# [Problem statement]
What follows is a listing. Return every line of it exactly.

[START]

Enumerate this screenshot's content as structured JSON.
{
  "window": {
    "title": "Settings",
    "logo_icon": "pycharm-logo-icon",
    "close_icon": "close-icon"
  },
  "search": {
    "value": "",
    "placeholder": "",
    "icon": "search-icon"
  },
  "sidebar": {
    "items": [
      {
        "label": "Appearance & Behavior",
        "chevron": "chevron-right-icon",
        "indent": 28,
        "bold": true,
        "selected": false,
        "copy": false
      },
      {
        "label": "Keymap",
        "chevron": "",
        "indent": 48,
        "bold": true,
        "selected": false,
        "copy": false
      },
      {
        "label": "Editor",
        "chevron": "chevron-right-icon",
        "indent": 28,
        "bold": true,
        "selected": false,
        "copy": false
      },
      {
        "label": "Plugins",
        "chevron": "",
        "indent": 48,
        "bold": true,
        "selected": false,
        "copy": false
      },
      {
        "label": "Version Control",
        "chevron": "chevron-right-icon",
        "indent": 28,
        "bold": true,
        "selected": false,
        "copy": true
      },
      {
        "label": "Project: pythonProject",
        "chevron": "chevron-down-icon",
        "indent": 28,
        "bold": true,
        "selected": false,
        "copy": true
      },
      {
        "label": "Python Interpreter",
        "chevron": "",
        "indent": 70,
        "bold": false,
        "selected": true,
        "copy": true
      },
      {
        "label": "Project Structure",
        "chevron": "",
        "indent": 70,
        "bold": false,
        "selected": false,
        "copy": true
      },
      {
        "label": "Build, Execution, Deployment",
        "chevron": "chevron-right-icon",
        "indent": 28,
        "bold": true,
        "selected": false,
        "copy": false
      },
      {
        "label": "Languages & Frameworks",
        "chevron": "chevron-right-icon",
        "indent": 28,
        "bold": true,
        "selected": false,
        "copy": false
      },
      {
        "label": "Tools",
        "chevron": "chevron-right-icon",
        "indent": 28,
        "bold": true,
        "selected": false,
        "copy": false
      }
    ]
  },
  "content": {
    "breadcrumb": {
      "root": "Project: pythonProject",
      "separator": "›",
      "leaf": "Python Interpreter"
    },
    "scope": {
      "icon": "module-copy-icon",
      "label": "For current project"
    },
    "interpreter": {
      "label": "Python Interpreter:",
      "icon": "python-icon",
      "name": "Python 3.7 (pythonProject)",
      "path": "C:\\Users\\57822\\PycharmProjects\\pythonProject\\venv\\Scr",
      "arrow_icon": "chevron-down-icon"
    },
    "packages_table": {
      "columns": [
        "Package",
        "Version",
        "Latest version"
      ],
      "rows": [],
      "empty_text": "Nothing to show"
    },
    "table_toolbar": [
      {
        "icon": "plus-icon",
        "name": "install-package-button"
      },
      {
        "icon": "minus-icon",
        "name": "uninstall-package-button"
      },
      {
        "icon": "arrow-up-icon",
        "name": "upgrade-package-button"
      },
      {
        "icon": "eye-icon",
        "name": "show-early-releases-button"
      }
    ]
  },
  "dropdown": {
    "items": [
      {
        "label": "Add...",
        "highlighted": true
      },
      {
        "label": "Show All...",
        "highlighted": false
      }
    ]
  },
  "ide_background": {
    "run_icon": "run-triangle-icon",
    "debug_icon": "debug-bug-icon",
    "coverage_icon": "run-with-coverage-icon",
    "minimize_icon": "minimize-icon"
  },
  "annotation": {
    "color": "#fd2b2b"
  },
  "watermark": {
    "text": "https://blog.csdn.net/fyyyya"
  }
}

[END]

# [Solution to this exercise]
Enumerate this screenshot's content as structured JSON.
{
  "window": {
    "title": "Settings",
    "logo_icon": "pycharm-logo-icon",
    "close_icon": "close-icon"
  },
  "search": {
    "value": "",
    "placeholder": "",
    "icon": "search-icon"
  },
  "sidebar": {
    "items": [
      {
        "label": "Appearance & Behavior",
        "chevron": "chevron-right-icon",
        "indent": 28,
        "bold": true,
        "selected": false,
        "copy": false
      },
      {
        "label": "Keymap",
        "chevron": "",
        "indent": 48,
        "bold": true,
        "selected": false,
        "copy": false
      },
      {
        "label": "Editor",
        "chevron": "chevron-right-icon",
        "indent": 28,
        "bold": true,
        "selected": false,
        "copy": false
      },
      {
        "label": "Plugins",
        "chevron": "",
        "indent": 48,
        "bold": true,
        "selected": false,
        "copy": false
      },
      {
        "label": "Version Control",
        "chevron": "chevron-right-icon",
        "indent": 28,
        "bold": true,
        "selected": false,
        "copy": true
      },
      {
        "label": "Project: pythonProject",
        "chevron": "chevron-down-icon",
        "indent": 28,
        "bold": true,
        "selected": false,
        "copy": true
      },
      {
        "label": "Python Interpreter",
        "chevron": "",
        "indent": 70,
        "bold": false,
        "selected": true,
        "copy": true
      },
      {
        "label": "Project Structure",
        "chevron": "",
        "indent": 70,
        "bold": false,
        "selected": false,
        "copy": true
      },
      {
        "label": "Build, Execution, Deployment",
        "chevron": "chevron-right-icon",
        "indent": 28,
        "bold": true,
        "selected": false,
        "copy": false
      },
      {
        "label": "Languages & Frameworks",
        "chevron": "chevron-right-icon",
        "indent": 28,
        "bold": true,
        "selected": false,
        "copy": false
      },
      {
        "label": "Tools",
        "chevron": "chevron-right-icon",
        "indent": 28,
        "bold": true,
        "selected": false,
        "copy": false
      }
    ]
  },
  "content": {
    "breadcrumb": {
      "root": "Project: pythonProject",
      "separator": "›",
      "leaf": "Python Interpreter"
    },
    "scope": {
      "icon": "module-copy-icon",
      "label": "For current project"
    },
    "interpreter": {
      "label": "Python Interpreter:",
      "icon": "python-icon",
      "name": "Python 3.7 (pythonProject)",
      "path": "C:\\Users\\57822\\PycharmProjects\\pythonProject\\venv\\Scr",
      "arrow_icon": "chevron-down-icon"
    },
    "packages_table": {
      "columns": [
        "Package",
        "Version",
        "Latest version"
      ],
      "rows": [],
      "empty_text": "Nothing to show"
    },
    "table_toolbar": [
      {
        "icon": "plus-icon",
        "name": "install-package-button"
      },
      {
        "icon": "minus-icon",
        "name": "uninstall-package-button"
      },
      {
        "icon": "arrow-up-icon",
        "name": "upgrade-package-button"
      },
      {
        "icon": "eye-icon",
        "name": "show-early-releases-button"
      }
    ]
  },
  "dropdown": {
    "items": [
      {
        "label": "Add...",
        "highlighted": true
      },
      {
        "label": "Show All...",
        "highlighted": false
      }
    ]
  },
  "ide_background": {
    "run_icon": "run-triangle-icon",
    "debug_icon": "debug-bug-icon",
    "coverage_icon": "run-with-coverage-icon",
    "minimize_icon": "minimize-icon"
  },
  "annotation": {
    "color": "#fd2b2b"
  },
  "watermark": {
    "text": "https://blog.csdn.net/fyyyya"
  }
}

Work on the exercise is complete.